# [Given instruction]
Update the data starting at the line containing "macd-bar — [596, 381, 599, 384]" and ending at the line containing "macd-bar — [348, 381, 351, 383]": write out only those lines again with "candle-body" replaced by "candlestick-body" and everything else unchanged.

# [Dataset rows]
- - - - - - -

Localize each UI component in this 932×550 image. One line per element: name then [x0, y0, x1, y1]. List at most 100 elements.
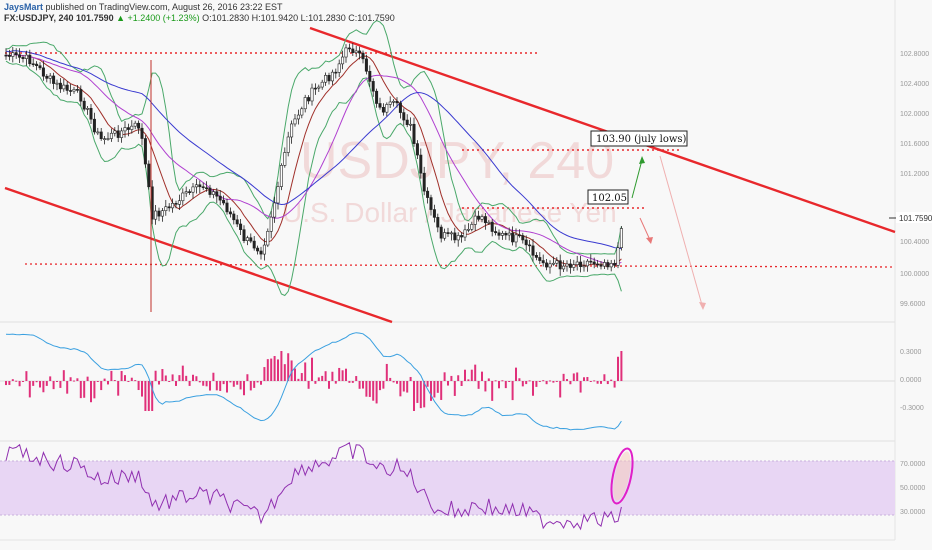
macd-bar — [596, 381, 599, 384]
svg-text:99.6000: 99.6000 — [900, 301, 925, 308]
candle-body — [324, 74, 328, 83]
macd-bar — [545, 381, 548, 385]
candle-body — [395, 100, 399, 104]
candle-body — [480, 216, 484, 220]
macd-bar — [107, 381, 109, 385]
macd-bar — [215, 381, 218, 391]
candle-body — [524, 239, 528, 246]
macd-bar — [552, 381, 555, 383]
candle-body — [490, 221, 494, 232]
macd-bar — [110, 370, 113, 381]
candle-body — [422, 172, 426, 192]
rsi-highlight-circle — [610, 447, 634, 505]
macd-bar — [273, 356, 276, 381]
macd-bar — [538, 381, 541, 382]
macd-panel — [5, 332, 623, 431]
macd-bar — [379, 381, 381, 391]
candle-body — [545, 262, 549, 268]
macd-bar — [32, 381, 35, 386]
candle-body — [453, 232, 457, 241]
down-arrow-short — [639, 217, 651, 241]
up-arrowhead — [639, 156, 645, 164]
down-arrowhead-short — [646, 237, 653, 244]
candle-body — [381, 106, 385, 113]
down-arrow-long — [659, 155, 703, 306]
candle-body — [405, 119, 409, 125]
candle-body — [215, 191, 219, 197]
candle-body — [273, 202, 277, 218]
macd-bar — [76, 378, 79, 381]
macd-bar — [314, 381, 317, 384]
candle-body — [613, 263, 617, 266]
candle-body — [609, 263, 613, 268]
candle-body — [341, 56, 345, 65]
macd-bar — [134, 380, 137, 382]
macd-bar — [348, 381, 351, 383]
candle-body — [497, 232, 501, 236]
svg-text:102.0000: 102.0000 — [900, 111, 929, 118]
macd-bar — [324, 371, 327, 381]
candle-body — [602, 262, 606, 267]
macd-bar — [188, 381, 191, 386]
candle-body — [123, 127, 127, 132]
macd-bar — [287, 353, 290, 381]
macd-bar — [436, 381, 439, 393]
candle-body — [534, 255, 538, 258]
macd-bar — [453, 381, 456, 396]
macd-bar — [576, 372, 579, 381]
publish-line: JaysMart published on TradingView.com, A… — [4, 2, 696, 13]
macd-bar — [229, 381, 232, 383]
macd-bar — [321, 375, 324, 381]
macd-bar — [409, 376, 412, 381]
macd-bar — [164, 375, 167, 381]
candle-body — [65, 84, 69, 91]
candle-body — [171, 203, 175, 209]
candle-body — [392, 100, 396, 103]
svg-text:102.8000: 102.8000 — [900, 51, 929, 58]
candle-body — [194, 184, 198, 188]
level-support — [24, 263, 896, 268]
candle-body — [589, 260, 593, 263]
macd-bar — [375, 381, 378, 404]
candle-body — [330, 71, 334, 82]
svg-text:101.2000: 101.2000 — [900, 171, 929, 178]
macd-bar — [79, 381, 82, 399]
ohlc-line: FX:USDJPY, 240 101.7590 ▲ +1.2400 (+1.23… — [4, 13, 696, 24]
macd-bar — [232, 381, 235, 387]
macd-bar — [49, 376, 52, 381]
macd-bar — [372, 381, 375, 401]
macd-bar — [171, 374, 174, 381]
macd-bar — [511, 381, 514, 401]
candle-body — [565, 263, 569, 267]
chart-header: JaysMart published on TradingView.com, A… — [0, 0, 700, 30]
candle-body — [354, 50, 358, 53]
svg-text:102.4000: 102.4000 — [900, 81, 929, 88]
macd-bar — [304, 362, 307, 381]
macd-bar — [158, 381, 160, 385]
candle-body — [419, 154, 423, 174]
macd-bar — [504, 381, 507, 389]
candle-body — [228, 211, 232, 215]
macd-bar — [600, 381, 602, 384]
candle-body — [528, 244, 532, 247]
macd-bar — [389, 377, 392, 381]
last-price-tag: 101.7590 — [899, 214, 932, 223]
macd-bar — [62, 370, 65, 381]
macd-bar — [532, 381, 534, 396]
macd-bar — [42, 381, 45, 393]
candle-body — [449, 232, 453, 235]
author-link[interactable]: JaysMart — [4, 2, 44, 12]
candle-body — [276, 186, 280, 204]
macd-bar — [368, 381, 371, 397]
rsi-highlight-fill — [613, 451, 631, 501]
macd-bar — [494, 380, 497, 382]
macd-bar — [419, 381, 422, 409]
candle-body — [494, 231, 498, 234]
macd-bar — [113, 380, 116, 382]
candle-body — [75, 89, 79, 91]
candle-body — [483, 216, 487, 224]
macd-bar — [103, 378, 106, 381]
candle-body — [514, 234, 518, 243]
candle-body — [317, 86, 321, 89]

- - - - - - -

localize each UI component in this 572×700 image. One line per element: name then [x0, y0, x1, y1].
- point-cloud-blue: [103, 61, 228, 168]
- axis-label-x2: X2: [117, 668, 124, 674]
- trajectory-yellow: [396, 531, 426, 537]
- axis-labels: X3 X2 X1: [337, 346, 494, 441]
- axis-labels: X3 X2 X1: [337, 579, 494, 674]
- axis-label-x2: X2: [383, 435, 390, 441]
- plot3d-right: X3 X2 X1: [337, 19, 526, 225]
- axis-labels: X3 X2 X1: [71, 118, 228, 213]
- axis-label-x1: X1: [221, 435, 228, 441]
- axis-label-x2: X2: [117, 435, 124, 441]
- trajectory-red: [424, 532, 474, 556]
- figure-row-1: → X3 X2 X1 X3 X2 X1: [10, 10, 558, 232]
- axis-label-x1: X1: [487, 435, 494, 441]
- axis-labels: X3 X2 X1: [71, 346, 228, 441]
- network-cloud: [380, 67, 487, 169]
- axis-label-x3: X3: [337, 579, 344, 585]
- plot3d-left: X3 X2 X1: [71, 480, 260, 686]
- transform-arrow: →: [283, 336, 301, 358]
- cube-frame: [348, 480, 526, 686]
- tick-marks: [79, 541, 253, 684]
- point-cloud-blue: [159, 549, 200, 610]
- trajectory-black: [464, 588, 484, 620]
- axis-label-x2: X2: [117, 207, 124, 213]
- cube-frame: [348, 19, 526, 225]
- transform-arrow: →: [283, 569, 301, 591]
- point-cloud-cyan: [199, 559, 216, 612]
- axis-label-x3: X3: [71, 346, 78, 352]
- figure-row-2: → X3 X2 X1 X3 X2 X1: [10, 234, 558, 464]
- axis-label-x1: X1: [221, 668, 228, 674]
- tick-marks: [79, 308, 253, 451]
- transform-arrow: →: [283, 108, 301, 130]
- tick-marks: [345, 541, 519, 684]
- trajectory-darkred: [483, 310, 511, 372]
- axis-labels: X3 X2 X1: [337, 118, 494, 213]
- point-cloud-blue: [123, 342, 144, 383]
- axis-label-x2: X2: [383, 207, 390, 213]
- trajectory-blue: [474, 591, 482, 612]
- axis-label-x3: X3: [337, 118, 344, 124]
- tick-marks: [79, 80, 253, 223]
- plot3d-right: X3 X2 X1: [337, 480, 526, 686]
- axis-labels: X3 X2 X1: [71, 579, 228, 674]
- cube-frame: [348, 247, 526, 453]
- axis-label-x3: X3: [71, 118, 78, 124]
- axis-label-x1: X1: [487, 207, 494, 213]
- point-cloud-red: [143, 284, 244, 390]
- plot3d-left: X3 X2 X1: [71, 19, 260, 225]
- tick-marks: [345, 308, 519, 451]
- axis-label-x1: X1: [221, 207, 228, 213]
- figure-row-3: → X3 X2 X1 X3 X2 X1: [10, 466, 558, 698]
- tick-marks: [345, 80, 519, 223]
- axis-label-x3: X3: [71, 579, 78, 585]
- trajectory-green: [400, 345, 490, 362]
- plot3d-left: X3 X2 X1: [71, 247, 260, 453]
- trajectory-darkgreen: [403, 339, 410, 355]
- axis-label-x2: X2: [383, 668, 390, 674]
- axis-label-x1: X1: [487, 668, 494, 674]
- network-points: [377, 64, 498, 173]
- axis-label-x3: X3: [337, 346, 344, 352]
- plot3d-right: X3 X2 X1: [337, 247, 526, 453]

- - - - - - -

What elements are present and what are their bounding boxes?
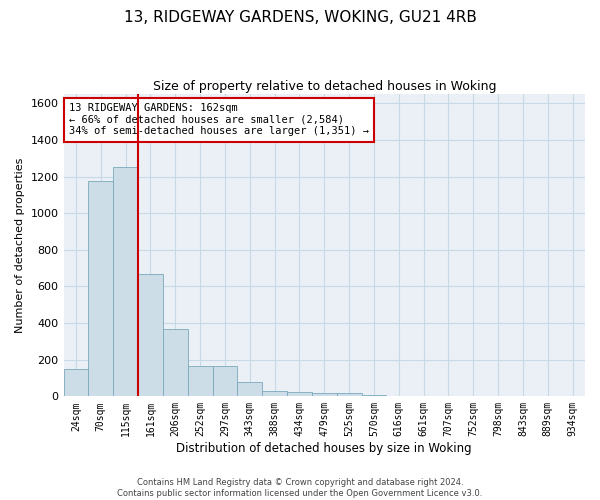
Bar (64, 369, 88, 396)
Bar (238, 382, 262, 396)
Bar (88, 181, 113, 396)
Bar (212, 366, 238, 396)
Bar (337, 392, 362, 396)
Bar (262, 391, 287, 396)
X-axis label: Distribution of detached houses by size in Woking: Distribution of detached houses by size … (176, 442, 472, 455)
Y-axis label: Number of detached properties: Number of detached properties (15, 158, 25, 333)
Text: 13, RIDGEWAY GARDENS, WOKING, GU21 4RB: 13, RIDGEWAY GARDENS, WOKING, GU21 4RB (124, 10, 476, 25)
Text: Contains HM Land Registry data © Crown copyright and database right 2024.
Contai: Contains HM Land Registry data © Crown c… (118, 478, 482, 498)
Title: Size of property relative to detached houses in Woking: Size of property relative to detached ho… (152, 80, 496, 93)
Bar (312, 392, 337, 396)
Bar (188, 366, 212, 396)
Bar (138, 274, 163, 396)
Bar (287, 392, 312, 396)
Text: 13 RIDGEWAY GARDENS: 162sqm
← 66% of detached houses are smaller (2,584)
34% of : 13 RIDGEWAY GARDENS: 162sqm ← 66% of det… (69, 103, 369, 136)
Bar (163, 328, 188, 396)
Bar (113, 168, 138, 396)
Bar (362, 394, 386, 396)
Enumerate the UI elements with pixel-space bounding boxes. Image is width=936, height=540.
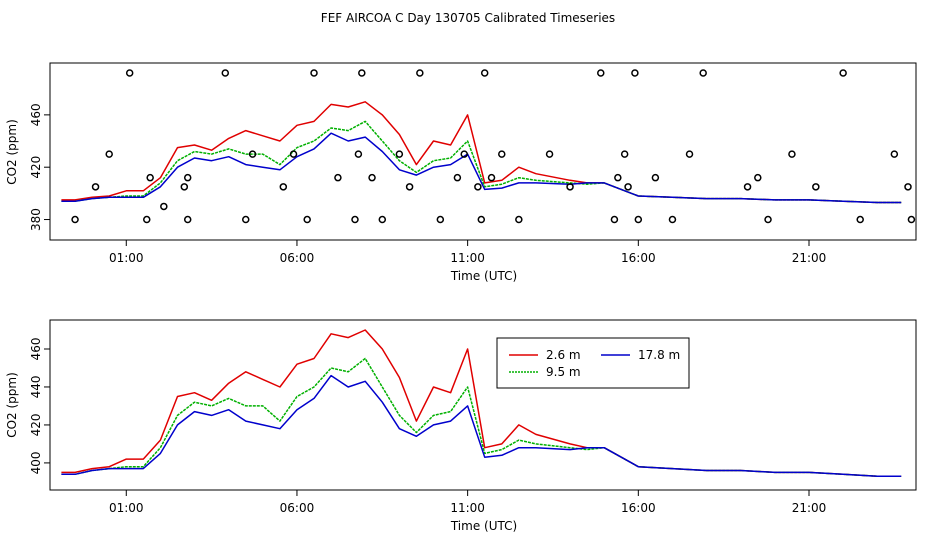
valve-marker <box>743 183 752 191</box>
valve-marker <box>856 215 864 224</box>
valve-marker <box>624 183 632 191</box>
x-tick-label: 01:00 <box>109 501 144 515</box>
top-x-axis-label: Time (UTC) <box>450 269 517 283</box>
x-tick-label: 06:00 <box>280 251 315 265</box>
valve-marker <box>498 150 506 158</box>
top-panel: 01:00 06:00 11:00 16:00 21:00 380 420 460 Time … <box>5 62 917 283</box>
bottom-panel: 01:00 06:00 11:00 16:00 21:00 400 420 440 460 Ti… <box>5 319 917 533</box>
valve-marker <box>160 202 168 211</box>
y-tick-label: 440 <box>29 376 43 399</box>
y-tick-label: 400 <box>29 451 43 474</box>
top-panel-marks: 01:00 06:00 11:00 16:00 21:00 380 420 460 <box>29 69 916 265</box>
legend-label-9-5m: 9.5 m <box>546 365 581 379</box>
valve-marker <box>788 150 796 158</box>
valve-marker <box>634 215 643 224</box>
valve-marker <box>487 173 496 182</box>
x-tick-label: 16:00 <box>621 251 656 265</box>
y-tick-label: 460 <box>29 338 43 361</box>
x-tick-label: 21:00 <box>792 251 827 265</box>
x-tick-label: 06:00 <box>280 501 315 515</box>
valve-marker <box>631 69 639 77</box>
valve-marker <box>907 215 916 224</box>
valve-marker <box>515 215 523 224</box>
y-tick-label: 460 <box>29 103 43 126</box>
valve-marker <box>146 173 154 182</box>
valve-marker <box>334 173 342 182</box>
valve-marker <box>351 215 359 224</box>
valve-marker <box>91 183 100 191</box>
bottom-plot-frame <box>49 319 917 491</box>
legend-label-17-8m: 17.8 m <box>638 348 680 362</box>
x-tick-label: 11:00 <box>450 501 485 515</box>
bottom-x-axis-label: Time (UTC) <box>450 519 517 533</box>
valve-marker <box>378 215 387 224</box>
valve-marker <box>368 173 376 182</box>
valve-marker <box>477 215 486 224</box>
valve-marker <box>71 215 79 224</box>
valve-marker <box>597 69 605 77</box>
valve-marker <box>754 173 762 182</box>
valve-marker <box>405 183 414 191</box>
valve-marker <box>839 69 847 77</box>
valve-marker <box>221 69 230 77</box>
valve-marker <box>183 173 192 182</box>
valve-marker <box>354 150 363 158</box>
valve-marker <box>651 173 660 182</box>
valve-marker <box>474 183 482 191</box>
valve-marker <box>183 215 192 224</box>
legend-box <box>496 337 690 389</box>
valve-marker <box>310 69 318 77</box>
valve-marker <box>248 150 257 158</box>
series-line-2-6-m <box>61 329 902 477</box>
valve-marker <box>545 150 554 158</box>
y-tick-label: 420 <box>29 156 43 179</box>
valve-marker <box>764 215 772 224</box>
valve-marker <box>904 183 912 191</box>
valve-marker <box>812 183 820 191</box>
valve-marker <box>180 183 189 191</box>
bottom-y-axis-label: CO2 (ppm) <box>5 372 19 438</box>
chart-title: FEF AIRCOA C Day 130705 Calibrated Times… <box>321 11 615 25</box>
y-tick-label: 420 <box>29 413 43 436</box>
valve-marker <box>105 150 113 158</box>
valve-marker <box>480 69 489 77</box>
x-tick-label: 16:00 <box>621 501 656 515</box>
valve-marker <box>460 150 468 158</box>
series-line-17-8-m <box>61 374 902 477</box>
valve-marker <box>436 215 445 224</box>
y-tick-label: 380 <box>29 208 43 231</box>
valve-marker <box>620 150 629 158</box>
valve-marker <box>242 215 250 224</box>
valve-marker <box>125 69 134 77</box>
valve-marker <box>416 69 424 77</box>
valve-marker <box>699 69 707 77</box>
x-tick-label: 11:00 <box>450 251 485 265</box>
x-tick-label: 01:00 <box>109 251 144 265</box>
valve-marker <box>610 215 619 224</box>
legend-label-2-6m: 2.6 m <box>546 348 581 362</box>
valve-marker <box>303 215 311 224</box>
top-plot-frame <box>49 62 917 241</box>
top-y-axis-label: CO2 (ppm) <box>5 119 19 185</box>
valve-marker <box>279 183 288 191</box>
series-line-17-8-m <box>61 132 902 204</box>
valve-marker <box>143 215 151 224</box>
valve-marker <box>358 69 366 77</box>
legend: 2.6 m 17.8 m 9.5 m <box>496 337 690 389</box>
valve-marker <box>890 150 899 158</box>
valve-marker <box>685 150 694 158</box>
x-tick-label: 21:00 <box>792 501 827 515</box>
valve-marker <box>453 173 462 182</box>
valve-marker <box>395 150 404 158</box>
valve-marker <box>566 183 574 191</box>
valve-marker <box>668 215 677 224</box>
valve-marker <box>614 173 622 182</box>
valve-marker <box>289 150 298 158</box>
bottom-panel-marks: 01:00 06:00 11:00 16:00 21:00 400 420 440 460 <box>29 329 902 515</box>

- - - - - - -

# [Result for this task]
macd-bar — [596, 381, 599, 384]
svg-text:99.6000: 99.6000 — [900, 301, 925, 308]
candlestick-body — [324, 74, 328, 83]
macd-bar — [545, 381, 548, 385]
candlestick-body — [395, 100, 399, 104]
candlestick-body — [480, 216, 484, 220]
macd-bar — [107, 381, 109, 385]
macd-bar — [215, 381, 218, 391]
candlestick-body — [524, 239, 528, 246]
macd-bar — [552, 381, 555, 383]
candlestick-body — [490, 221, 494, 232]
macd-bar — [110, 370, 113, 381]
candlestick-body — [422, 172, 426, 192]
rsi-highlight-circle — [610, 447, 634, 505]
macd-bar — [273, 356, 276, 381]
macd-bar — [538, 381, 541, 382]
macd-panel — [5, 332, 623, 431]
macd-bar — [379, 381, 381, 391]
candlestick-body — [545, 262, 549, 268]
macd-bar — [32, 381, 35, 386]
candlestick-body — [453, 232, 457, 241]
down-arrow-short — [639, 217, 651, 241]
up-arrowhead — [639, 156, 645, 164]
down-arrowhead-short — [646, 237, 653, 244]
candlestick-body — [381, 106, 385, 113]
down-arrow-long — [659, 155, 703, 306]
candlestick-body — [405, 119, 409, 125]
candlestick-body — [215, 191, 219, 197]
candlestick-body — [273, 202, 277, 218]
macd-bar — [76, 378, 79, 381]
macd-bar — [314, 381, 317, 384]
candlestick-body — [613, 263, 617, 266]
candlestick-body — [609, 263, 613, 268]
candlestick-body — [341, 56, 345, 65]
macd-bar — [134, 380, 137, 382]
macd-bar — [348, 381, 351, 383]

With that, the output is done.